[Region boundary data]
***

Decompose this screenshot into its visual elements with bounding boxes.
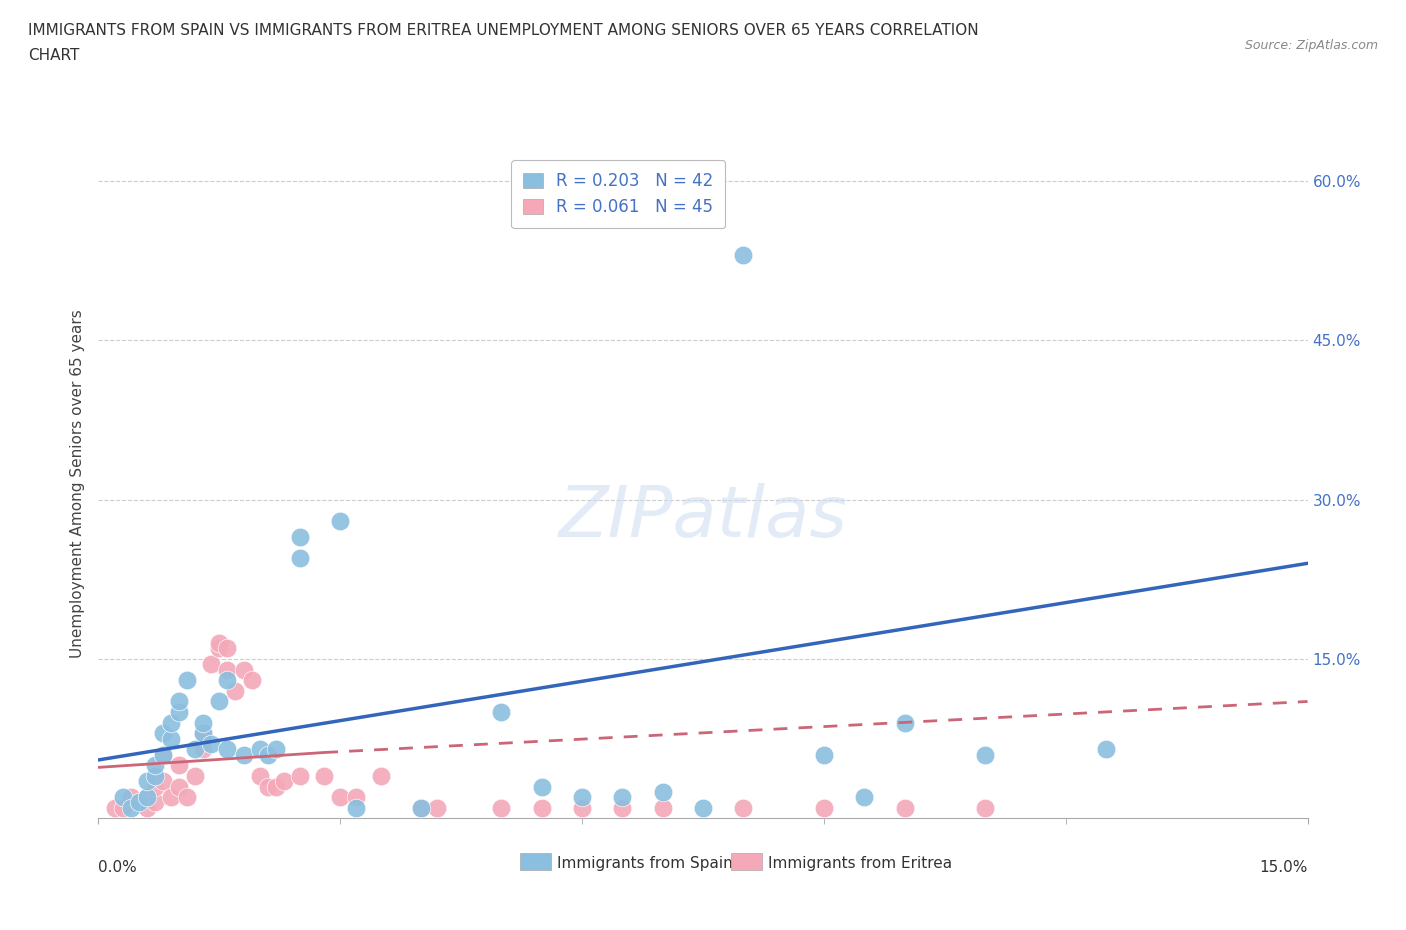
Point xyxy=(370,768,392,783)
Text: Source: ZipAtlas.com: Source: ZipAtlas.com xyxy=(1244,39,1378,52)
Point xyxy=(135,790,157,804)
Point xyxy=(974,801,997,816)
Point xyxy=(167,694,190,709)
Point xyxy=(152,726,174,741)
Point xyxy=(193,742,215,757)
Point xyxy=(612,790,634,804)
Point xyxy=(111,801,134,816)
Point xyxy=(176,790,198,804)
Point xyxy=(184,742,207,757)
Point xyxy=(256,747,278,762)
Point xyxy=(217,742,239,757)
Text: CHART: CHART xyxy=(28,48,80,63)
Point xyxy=(264,779,287,794)
Point xyxy=(217,641,239,656)
Point xyxy=(813,747,835,762)
Point xyxy=(167,779,190,794)
Point xyxy=(232,662,254,677)
Point xyxy=(160,715,183,730)
Point xyxy=(893,801,915,816)
Point xyxy=(329,513,352,528)
Text: Immigrants from Spain: Immigrants from Spain xyxy=(557,856,733,870)
Text: IMMIGRANTS FROM SPAIN VS IMMIGRANTS FROM ERITREA UNEMPLOYMENT AMONG SENIORS OVER: IMMIGRANTS FROM SPAIN VS IMMIGRANTS FROM… xyxy=(28,23,979,38)
Point xyxy=(651,801,673,816)
Point xyxy=(530,779,553,794)
Point xyxy=(288,551,311,565)
Point xyxy=(426,801,449,816)
Point xyxy=(152,747,174,762)
Point xyxy=(733,801,755,816)
Point xyxy=(184,768,207,783)
Point xyxy=(135,790,157,804)
Text: ZIPatlas: ZIPatlas xyxy=(558,483,848,551)
Point xyxy=(143,795,166,810)
Point xyxy=(160,790,183,804)
Point xyxy=(249,768,271,783)
Point xyxy=(571,790,593,804)
Point xyxy=(813,801,835,816)
Legend: R = 0.203   N = 42, R = 0.061   N = 45: R = 0.203 N = 42, R = 0.061 N = 45 xyxy=(512,161,725,228)
Point xyxy=(200,737,222,751)
Point xyxy=(103,801,125,816)
Point xyxy=(240,672,263,687)
Point xyxy=(612,801,634,816)
Point xyxy=(491,801,513,816)
Point xyxy=(264,742,287,757)
Point xyxy=(193,715,215,730)
Point xyxy=(217,672,239,687)
Point xyxy=(344,801,367,816)
Point xyxy=(249,742,271,757)
Text: 15.0%: 15.0% xyxy=(1260,860,1308,875)
Point xyxy=(288,768,311,783)
Point xyxy=(193,726,215,741)
Point xyxy=(143,758,166,773)
Point xyxy=(135,801,157,816)
Point xyxy=(974,747,997,762)
Text: 0.0%: 0.0% xyxy=(98,860,138,875)
Point xyxy=(160,731,183,746)
Point xyxy=(530,801,553,816)
Point xyxy=(208,641,231,656)
Point xyxy=(120,790,142,804)
Point xyxy=(120,801,142,816)
Point xyxy=(733,247,755,262)
Point xyxy=(853,790,876,804)
Point xyxy=(143,768,166,783)
Point xyxy=(692,801,714,816)
Point xyxy=(256,779,278,794)
Point xyxy=(217,662,239,677)
Point xyxy=(409,801,432,816)
Point xyxy=(208,635,231,650)
Point xyxy=(200,657,222,671)
Point xyxy=(314,768,336,783)
Point xyxy=(193,726,215,741)
Point xyxy=(128,795,150,810)
Text: Immigrants from Eritrea: Immigrants from Eritrea xyxy=(768,856,952,870)
Point xyxy=(273,774,295,789)
Point xyxy=(651,784,673,799)
Point xyxy=(167,705,190,720)
Point xyxy=(135,774,157,789)
Point xyxy=(208,694,231,709)
Point xyxy=(152,774,174,789)
Point xyxy=(571,801,593,816)
Point xyxy=(152,747,174,762)
Point xyxy=(344,790,367,804)
Point xyxy=(176,672,198,687)
Point xyxy=(111,790,134,804)
Point xyxy=(329,790,352,804)
Point xyxy=(128,795,150,810)
Point xyxy=(224,684,246,698)
Point xyxy=(409,801,432,816)
Point xyxy=(232,747,254,762)
Point xyxy=(1095,742,1118,757)
Point xyxy=(288,529,311,544)
Point xyxy=(491,705,513,720)
Y-axis label: Unemployment Among Seniors over 65 years: Unemployment Among Seniors over 65 years xyxy=(70,309,86,658)
Point xyxy=(893,715,915,730)
Point xyxy=(167,758,190,773)
Point xyxy=(143,779,166,794)
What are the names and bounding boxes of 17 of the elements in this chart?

***

Transcribe the rows verbatim, beginning with the line that contains "Point xyxy=(370,768,392,783)" and continuing through the line that contains "Point xyxy=(264,742,287,757)".

Point xyxy=(370,768,392,783)
Text: Source: ZipAtlas.com: Source: ZipAtlas.com xyxy=(1244,39,1378,52)
Point xyxy=(135,790,157,804)
Point xyxy=(974,801,997,816)
Point xyxy=(167,694,190,709)
Point xyxy=(152,726,174,741)
Point xyxy=(193,742,215,757)
Point xyxy=(612,790,634,804)
Point xyxy=(111,801,134,816)
Point xyxy=(176,790,198,804)
Point xyxy=(184,742,207,757)
Point xyxy=(256,747,278,762)
Point xyxy=(217,742,239,757)
Text: CHART: CHART xyxy=(28,48,80,63)
Point xyxy=(264,779,287,794)
Point xyxy=(217,641,239,656)
Point xyxy=(813,747,835,762)
Point xyxy=(167,779,190,794)
Point xyxy=(232,662,254,677)
Point xyxy=(160,715,183,730)
Point xyxy=(893,801,915,816)
Point xyxy=(329,513,352,528)
Text: Immigrants from Spain: Immigrants from Spain xyxy=(557,856,733,870)
Text: IMMIGRANTS FROM SPAIN VS IMMIGRANTS FROM ERITREA UNEMPLOYMENT AMONG SENIORS OVER: IMMIGRANTS FROM SPAIN VS IMMIGRANTS FROM… xyxy=(28,23,979,38)
Point xyxy=(651,801,673,816)
Point xyxy=(530,779,553,794)
Point xyxy=(288,551,311,565)
Point xyxy=(426,801,449,816)
Point xyxy=(152,747,174,762)
Point xyxy=(733,801,755,816)
Point xyxy=(184,768,207,783)
Point xyxy=(135,790,157,804)
Text: ZIPatlas: ZIPatlas xyxy=(558,483,848,551)
Point xyxy=(143,795,166,810)
Point xyxy=(160,790,183,804)
Point xyxy=(249,768,271,783)
Point xyxy=(571,790,593,804)
Point xyxy=(813,801,835,816)
Legend: R = 0.203   N = 42, R = 0.061   N = 45: R = 0.203 N = 42, R = 0.061 N = 45 xyxy=(512,161,725,228)
Point xyxy=(200,737,222,751)
Point xyxy=(103,801,125,816)
Point xyxy=(240,672,263,687)
Point xyxy=(612,801,634,816)
Point xyxy=(491,801,513,816)
Point xyxy=(264,742,287,757)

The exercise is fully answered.